● The request:
Every line that holds "content" should be shown.

[Begin]

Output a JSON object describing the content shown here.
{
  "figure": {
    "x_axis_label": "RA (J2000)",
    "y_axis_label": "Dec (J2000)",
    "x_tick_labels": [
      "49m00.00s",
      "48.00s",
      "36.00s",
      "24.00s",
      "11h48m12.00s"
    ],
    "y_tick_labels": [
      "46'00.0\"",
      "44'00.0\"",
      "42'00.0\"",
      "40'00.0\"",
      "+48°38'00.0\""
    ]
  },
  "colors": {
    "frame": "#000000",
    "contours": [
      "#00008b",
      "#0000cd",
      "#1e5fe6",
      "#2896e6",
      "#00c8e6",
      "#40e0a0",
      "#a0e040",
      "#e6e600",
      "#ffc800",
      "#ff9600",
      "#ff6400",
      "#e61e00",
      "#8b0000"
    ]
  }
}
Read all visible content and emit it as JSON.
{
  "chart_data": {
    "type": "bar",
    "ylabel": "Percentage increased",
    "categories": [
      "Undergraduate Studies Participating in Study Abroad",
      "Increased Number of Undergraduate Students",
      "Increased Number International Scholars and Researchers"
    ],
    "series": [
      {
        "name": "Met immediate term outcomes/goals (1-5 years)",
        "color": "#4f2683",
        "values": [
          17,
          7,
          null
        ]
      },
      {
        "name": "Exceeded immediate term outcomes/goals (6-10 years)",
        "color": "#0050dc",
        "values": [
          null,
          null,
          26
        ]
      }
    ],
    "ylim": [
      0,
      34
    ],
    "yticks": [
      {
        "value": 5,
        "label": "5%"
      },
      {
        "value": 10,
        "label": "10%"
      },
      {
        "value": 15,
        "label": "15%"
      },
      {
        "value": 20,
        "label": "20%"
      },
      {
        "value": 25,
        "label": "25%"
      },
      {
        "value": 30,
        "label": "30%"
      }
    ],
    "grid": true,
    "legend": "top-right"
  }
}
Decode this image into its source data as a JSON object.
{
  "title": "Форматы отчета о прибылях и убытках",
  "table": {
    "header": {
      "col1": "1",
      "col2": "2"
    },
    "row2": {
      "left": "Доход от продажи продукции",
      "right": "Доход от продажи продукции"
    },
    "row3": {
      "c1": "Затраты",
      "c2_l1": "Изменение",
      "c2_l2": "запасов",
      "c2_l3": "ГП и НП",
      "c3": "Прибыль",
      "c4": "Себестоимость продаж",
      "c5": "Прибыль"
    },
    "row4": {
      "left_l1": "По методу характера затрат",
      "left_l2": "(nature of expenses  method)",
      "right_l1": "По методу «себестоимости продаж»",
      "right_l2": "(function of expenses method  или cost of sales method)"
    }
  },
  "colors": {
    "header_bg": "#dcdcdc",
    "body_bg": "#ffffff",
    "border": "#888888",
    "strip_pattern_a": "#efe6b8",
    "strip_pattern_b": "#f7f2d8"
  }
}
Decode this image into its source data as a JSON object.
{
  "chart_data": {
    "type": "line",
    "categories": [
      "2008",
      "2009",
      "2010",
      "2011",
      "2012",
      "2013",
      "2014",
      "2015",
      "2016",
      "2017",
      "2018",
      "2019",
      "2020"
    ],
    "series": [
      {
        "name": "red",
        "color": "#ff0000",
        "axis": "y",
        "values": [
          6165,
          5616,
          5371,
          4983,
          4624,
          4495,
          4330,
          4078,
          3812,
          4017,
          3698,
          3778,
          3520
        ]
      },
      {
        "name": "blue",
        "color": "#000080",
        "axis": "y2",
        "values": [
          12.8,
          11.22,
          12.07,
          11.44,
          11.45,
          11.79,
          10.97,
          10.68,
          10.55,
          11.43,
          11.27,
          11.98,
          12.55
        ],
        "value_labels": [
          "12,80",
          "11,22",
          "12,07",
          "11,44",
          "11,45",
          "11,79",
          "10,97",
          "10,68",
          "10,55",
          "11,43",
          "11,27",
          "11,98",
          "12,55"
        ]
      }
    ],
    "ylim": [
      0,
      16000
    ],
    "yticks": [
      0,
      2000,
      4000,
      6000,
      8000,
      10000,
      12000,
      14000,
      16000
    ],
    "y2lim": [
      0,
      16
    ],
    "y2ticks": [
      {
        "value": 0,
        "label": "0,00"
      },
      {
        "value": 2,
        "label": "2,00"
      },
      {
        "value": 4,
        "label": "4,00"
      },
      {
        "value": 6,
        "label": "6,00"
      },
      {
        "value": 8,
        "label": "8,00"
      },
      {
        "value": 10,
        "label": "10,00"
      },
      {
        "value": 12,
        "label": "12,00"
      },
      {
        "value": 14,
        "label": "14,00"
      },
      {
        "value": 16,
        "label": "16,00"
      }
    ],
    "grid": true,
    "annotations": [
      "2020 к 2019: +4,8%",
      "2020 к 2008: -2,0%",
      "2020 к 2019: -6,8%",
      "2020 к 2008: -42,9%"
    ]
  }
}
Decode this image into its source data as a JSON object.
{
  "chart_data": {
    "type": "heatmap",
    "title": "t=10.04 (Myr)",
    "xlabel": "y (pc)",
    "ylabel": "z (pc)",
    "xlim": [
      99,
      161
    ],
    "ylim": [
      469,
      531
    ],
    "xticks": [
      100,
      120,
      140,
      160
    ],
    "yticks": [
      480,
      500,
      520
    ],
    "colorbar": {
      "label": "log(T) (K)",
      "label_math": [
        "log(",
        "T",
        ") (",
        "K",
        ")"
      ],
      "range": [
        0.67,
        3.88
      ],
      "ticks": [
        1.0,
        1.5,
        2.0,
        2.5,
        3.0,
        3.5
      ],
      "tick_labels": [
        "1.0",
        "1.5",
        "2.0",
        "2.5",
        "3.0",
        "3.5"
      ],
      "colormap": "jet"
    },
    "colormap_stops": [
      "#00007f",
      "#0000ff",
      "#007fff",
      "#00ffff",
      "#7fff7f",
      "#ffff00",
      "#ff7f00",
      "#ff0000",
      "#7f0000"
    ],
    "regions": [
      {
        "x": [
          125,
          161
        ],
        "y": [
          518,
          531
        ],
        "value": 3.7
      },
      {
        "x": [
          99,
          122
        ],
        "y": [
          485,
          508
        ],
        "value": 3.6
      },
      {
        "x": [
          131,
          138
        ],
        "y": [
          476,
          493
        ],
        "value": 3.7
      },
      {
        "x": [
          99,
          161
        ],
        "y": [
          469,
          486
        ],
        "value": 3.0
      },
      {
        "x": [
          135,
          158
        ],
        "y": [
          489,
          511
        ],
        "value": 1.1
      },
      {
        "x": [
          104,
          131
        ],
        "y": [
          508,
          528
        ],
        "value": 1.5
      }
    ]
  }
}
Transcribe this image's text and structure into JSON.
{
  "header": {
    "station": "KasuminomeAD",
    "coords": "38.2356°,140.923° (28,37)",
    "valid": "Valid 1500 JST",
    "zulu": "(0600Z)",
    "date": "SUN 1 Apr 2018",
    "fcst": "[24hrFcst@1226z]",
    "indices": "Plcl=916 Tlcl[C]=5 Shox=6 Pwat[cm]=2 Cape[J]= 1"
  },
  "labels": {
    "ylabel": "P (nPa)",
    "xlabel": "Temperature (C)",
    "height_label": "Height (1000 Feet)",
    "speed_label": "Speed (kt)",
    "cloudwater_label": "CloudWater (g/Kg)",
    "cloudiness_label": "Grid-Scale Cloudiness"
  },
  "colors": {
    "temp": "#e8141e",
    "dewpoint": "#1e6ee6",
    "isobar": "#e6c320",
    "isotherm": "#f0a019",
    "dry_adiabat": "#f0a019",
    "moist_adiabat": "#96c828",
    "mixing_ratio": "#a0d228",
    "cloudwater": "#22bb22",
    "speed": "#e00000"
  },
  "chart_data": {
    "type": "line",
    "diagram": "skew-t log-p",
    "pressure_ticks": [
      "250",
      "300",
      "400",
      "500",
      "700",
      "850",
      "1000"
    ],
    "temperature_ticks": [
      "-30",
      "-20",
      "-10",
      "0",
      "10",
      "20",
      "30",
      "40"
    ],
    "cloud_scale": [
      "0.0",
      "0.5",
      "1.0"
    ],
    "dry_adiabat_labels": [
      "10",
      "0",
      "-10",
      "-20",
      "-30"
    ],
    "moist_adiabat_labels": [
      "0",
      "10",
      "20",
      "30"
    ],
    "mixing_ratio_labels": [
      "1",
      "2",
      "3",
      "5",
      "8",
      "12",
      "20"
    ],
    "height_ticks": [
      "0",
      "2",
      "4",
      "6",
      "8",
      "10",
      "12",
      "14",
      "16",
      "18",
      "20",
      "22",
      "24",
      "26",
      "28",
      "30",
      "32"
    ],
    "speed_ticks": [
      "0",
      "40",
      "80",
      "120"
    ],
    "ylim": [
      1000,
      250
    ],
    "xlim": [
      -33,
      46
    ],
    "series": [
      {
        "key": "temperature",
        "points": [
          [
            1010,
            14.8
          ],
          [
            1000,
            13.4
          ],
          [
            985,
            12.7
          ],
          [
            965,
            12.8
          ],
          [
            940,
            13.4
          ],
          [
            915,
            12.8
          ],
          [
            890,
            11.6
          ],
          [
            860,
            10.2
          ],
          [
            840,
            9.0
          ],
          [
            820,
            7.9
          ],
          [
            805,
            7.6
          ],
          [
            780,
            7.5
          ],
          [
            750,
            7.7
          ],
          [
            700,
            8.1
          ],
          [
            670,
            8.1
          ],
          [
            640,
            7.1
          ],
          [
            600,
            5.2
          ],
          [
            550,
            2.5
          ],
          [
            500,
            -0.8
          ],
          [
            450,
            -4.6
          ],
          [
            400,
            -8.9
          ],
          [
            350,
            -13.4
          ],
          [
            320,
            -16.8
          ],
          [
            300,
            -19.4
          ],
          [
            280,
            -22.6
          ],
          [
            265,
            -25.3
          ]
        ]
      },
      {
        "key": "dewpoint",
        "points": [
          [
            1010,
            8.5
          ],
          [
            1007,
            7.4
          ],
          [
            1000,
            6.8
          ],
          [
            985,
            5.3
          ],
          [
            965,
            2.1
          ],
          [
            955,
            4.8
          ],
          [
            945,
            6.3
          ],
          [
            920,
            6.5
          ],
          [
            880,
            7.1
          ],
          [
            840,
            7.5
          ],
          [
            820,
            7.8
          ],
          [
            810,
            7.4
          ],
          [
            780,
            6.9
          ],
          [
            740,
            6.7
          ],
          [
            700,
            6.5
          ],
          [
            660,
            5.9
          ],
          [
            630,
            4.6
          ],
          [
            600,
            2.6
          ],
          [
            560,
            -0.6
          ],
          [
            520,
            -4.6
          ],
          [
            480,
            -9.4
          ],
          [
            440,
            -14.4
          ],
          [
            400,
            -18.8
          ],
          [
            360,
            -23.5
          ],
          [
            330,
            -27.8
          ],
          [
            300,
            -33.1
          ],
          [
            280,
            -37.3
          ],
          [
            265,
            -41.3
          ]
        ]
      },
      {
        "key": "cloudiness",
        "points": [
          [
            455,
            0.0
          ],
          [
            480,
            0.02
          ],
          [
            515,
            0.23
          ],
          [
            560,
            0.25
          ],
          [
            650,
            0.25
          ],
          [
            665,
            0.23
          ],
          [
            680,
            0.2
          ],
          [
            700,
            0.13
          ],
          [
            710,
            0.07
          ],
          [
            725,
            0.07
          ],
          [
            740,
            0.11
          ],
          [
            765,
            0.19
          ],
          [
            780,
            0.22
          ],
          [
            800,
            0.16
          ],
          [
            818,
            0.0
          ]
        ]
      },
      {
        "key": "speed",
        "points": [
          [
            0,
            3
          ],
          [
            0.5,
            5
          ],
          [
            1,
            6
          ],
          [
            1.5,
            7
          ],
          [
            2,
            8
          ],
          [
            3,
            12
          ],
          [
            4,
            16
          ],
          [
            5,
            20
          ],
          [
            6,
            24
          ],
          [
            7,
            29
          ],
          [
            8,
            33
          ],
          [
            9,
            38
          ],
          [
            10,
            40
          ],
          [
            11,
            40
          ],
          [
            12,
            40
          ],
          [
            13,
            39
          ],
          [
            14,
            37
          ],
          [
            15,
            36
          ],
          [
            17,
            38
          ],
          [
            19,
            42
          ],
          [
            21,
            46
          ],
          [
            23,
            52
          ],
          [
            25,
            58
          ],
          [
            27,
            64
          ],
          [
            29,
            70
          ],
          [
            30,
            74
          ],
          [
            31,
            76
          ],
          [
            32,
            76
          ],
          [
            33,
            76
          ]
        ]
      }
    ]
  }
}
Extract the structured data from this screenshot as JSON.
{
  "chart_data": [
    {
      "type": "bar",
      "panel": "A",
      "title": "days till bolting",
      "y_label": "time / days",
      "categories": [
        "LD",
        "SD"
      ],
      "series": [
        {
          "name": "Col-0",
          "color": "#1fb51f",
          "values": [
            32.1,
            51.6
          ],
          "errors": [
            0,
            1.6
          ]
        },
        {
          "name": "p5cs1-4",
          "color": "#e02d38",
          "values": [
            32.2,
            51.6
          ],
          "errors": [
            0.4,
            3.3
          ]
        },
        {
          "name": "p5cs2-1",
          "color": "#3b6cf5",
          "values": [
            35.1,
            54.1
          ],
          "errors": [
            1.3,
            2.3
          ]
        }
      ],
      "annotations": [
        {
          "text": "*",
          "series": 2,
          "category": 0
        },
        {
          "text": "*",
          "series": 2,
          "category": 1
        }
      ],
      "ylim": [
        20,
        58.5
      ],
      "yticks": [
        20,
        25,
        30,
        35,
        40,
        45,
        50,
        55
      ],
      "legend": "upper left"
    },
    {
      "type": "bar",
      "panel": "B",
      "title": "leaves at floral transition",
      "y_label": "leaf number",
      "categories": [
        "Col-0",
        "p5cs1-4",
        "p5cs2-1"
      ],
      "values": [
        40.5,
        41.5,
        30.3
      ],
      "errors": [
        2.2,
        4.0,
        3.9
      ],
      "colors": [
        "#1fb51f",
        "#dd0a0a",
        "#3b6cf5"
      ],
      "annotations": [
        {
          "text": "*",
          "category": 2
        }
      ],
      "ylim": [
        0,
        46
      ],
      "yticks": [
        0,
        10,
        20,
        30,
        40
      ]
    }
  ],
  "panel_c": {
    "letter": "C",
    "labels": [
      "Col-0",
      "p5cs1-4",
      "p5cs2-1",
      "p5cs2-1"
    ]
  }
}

[End]

● Output:
Output a JSON object describing the content shown here.
Read all visible content and emit it as JSON.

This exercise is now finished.